▸ WORK REQUIRED
Every line below should be repeated exactly.
□ □ □ □
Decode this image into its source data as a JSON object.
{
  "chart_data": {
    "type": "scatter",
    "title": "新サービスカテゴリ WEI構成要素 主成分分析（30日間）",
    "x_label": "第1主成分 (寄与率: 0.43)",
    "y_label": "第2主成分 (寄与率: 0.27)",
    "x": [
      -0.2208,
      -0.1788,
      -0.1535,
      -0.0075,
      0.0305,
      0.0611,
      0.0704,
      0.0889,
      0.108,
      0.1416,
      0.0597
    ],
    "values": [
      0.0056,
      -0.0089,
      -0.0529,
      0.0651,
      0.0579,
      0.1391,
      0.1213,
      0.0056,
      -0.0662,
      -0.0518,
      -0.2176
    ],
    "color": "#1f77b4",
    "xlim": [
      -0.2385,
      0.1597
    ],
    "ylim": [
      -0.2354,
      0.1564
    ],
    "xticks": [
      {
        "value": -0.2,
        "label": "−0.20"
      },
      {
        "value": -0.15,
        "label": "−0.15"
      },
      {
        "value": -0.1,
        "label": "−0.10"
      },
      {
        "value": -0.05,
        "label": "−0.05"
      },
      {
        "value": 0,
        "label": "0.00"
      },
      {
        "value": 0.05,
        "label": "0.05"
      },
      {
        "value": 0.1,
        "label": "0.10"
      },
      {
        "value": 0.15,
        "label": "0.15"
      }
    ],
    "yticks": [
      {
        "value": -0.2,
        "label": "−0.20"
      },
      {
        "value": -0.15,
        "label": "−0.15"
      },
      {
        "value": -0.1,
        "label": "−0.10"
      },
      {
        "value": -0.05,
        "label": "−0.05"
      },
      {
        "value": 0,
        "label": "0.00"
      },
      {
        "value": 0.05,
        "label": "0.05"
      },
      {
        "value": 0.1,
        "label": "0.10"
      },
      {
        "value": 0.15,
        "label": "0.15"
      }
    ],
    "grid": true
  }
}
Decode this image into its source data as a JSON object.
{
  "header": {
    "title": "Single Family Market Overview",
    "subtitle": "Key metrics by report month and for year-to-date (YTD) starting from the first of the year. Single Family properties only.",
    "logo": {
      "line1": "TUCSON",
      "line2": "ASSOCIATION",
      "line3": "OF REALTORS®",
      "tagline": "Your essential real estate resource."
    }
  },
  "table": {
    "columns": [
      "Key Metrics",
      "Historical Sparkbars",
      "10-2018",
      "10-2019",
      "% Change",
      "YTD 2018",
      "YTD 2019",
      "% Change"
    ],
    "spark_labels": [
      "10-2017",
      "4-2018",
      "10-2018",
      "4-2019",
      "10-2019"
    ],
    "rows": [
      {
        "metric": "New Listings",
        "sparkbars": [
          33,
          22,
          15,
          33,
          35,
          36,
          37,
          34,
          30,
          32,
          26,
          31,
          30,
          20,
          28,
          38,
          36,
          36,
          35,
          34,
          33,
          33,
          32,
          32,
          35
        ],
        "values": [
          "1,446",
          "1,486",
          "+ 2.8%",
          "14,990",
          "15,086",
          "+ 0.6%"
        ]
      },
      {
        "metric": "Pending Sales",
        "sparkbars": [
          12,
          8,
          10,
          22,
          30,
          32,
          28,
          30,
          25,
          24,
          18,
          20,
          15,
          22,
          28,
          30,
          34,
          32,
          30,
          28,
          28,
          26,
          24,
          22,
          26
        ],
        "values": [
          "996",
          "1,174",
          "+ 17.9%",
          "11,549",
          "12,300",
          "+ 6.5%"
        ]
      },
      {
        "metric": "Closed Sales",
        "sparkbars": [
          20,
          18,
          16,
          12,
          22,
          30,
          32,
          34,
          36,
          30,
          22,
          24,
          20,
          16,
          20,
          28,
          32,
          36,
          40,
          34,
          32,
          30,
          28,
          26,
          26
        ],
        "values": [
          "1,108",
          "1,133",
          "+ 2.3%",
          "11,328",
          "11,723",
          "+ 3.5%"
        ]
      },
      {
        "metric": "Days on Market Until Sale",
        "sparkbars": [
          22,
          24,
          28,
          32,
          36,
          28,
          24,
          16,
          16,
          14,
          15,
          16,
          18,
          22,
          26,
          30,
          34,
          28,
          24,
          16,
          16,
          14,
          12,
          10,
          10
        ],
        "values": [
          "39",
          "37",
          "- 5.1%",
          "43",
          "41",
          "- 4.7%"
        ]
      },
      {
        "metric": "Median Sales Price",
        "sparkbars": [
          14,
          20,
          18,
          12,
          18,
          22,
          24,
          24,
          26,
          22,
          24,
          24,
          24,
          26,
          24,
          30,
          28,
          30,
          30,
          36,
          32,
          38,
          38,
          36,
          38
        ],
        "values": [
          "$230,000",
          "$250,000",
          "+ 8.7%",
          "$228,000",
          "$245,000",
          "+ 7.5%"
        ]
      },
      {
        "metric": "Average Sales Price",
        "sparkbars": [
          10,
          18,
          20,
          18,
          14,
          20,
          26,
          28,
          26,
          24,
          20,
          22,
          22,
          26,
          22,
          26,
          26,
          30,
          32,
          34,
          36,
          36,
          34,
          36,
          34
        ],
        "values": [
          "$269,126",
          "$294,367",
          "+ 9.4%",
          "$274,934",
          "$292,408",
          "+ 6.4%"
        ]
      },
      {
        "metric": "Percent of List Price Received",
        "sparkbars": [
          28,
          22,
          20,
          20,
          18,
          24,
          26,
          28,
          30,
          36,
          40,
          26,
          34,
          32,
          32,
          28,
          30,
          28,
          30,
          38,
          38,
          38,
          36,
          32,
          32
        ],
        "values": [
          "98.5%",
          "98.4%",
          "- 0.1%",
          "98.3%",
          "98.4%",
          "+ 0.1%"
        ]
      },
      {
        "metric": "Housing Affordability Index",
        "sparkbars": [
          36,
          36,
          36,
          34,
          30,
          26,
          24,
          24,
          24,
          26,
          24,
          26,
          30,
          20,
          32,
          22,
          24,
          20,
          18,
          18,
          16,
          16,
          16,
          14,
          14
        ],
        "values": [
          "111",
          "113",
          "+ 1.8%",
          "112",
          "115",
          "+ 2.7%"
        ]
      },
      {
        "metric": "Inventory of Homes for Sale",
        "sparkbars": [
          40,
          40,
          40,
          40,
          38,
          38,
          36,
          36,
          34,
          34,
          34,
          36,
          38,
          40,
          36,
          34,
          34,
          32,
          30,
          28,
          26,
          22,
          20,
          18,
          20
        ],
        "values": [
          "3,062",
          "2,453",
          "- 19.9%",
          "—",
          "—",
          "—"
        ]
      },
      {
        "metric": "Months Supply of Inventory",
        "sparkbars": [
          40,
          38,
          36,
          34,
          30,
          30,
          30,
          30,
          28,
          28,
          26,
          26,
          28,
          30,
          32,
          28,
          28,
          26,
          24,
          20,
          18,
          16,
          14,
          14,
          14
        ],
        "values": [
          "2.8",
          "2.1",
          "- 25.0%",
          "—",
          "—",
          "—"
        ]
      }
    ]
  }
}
□ □ □ □
▸ OUTPUT OF THE EXERCISE
Decode this image into its source data as a JSON object.
{
  "chart_data": {
    "type": "scatter",
    "title": "新サービスカテゴリ WEI構成要素 主成分分析（30日間）",
    "x_label": "第1主成分 (寄与率: 0.43)",
    "y_label": "第2主成分 (寄与率: 0.27)",
    "x": [
      -0.2208,
      -0.1788,
      -0.1535,
      -0.0075,
      0.0305,
      0.0611,
      0.0704,
      0.0889,
      0.108,
      0.1416,
      0.0597
    ],
    "values": [
      0.0056,
      -0.0089,
      -0.0529,
      0.0651,
      0.0579,
      0.1391,
      0.1213,
      0.0056,
      -0.0662,
      -0.0518,
      -0.2176
    ],
    "color": "#1f77b4",
    "xlim": [
      -0.2385,
      0.1597
    ],
    "ylim": [
      -0.2354,
      0.1564
    ],
    "xticks": [
      {
        "value": -0.2,
        "label": "−0.20"
      },
      {
        "value": -0.15,
        "label": "−0.15"
      },
      {
        "value": -0.1,
        "label": "−0.10"
      },
      {
        "value": -0.05,
        "label": "−0.05"
      },
      {
        "value": 0,
        "label": "0.00"
      },
      {
        "value": 0.05,
        "label": "0.05"
      },
      {
        "value": 0.1,
        "label": "0.10"
      },
      {
        "value": 0.15,
        "label": "0.15"
      }
    ],
    "yticks": [
      {
        "value": -0.2,
        "label": "−0.20"
      },
      {
        "value": -0.15,
        "label": "−0.15"
      },
      {
        "value": -0.1,
        "label": "−0.10"
      },
      {
        "value": -0.05,
        "label": "−0.05"
      },
      {
        "value": 0,
        "label": "0.00"
      },
      {
        "value": 0.05,
        "label": "0.05"
      },
      {
        "value": 0.1,
        "label": "0.10"
      },
      {
        "value": 0.15,
        "label": "0.15"
      }
    ],
    "grid": true
  }
}
Decode this image into its source data as a JSON object.
{
  "header": {
    "title": "Single Family Market Overview",
    "subtitle": "Key metrics by report month and for year-to-date (YTD) starting from the first of the year. Single Family properties only.",
    "logo": {
      "line1": "TUCSON",
      "line2": "ASSOCIATION",
      "line3": "OF REALTORS®",
      "tagline": "Your essential real estate resource."
    }
  },
  "table": {
    "columns": [
      "Key Metrics",
      "Historical Sparkbars",
      "10-2018",
      "10-2019",
      "% Change",
      "YTD 2018",
      "YTD 2019",
      "% Change"
    ],
    "spark_labels": [
      "10-2017",
      "4-2018",
      "10-2018",
      "4-2019",
      "10-2019"
    ],
    "rows": [
      {
        "metric": "New Listings",
        "sparkbars": [
          33,
          22,
          15,
          33,
          35,
          36,
          37,
          34,
          30,
          32,
          26,
          31,
          30,
          20,
          28,
          38,
          36,
          36,
          35,
          34,
          33,
          33,
          32,
          32,
          35
        ],
        "values": [
          "1,446",
          "1,486",
          "+ 2.8%",
          "14,990",
          "15,086",
          "+ 0.6%"
        ]
      },
      {
        "metric": "Pending Sales",
        "sparkbars": [
          12,
          8,
          10,
          22,
          30,
          32,
          28,
          30,
          25,
          24,
          18,
          20,
          15,
          22,
          28,
          30,
          34,
          32,
          30,
          28,
          28,
          26,
          24,
          22,
          26
        ],
        "values": [
          "996",
          "1,174",
          "+ 17.9%",
          "11,549",
          "12,300",
          "+ 6.5%"
        ]
      },
      {
        "metric": "Closed Sales",
        "sparkbars": [
          20,
          18,
          16,
          12,
          22,
          30,
          32,
          34,
          36,
          30,
          22,
          24,
          20,
          16,
          20,
          28,
          32,
          36,
          40,
          34,
          32,
          30,
          28,
          26,
          26
        ],
        "values": [
          "1,108",
          "1,133",
          "+ 2.3%",
          "11,328",
          "11,723",
          "+ 3.5%"
        ]
      },
      {
        "metric": "Days on Market Until Sale",
        "sparkbars": [
          22,
          24,
          28,
          32,
          36,
          28,
          24,
          16,
          16,
          14,
          15,
          16,
          18,
          22,
          26,
          30,
          34,
          28,
          24,
          16,
          16,
          14,
          12,
          10,
          10
        ],
        "values": [
          "39",
          "37",
          "- 5.1%",
          "43",
          "41",
          "- 4.7%"
        ]
      },
      {
        "metric": "Median Sales Price",
        "sparkbars": [
          14,
          20,
          18,
          12,
          18,
          22,
          24,
          24,
          26,
          22,
          24,
          24,
          24,
          26,
          24,
          30,
          28,
          30,
          30,
          36,
          32,
          38,
          38,
          36,
          38
        ],
        "values": [
          "$230,000",
          "$250,000",
          "+ 8.7%",
          "$228,000",
          "$245,000",
          "+ 7.5%"
        ]
      },
      {
        "metric": "Average Sales Price",
        "sparkbars": [
          10,
          18,
          20,
          18,
          14,
          20,
          26,
          28,
          26,
          24,
          20,
          22,
          22,
          26,
          22,
          26,
          26,
          30,
          32,
          34,
          36,
          36,
          34,
          36,
          34
        ],
        "values": [
          "$269,126",
          "$294,367",
          "+ 9.4%",
          "$274,934",
          "$292,408",
          "+ 6.4%"
        ]
      },
      {
        "metric": "Percent of List Price Received",
        "sparkbars": [
          28,
          22,
          20,
          20,
          18,
          24,
          26,
          28,
          30,
          36,
          40,
          26,
          34,
          32,
          32,
          28,
          30,
          28,
          30,
          38,
          38,
          38,
          36,
          32,
          32
        ],
        "values": [
          "98.5%",
          "98.4%",
          "- 0.1%",
          "98.3%",
          "98.4%",
          "+ 0.1%"
        ]
      },
      {
        "metric": "Housing Affordability Index",
        "sparkbars": [
          36,
          36,
          36,
          34,
          30,
          26,
          24,
          24,
          24,
          26,
          24,
          26,
          30,
          20,
          32,
          22,
          24,
          20,
          18,
          18,
          16,
          16,
          16,
          14,
          14
        ],
        "values": [
          "111",
          "113",
          "+ 1.8%",
          "112",
          "115",
          "+ 2.7%"
        ]
      },
      {
        "metric": "Inventory of Homes for Sale",
        "sparkbars": [
          40,
          40,
          40,
          40,
          38,
          38,
          36,
          36,
          34,
          34,
          34,
          36,
          38,
          40,
          36,
          34,
          34,
          32,
          30,
          28,
          26,
          22,
          20,
          18,
          20
        ],
        "values": [
          "3,062",
          "2,453",
          "- 19.9%",
          "—",
          "—",
          "—"
        ]
      },
      {
        "metric": "Months Supply of Inventory",
        "sparkbars": [
          40,
          38,
          36,
          34,
          30,
          30,
          30,
          30,
          28,
          28,
          26,
          26,
          28,
          30,
          32,
          28,
          28,
          26,
          24,
          20,
          18,
          16,
          14,
          14,
          14
        ],
        "values": [
          "2.8",
          "2.1",
          "- 25.0%",
          "—",
          "—",
          "—"
        ]
      }
    ]
  }
}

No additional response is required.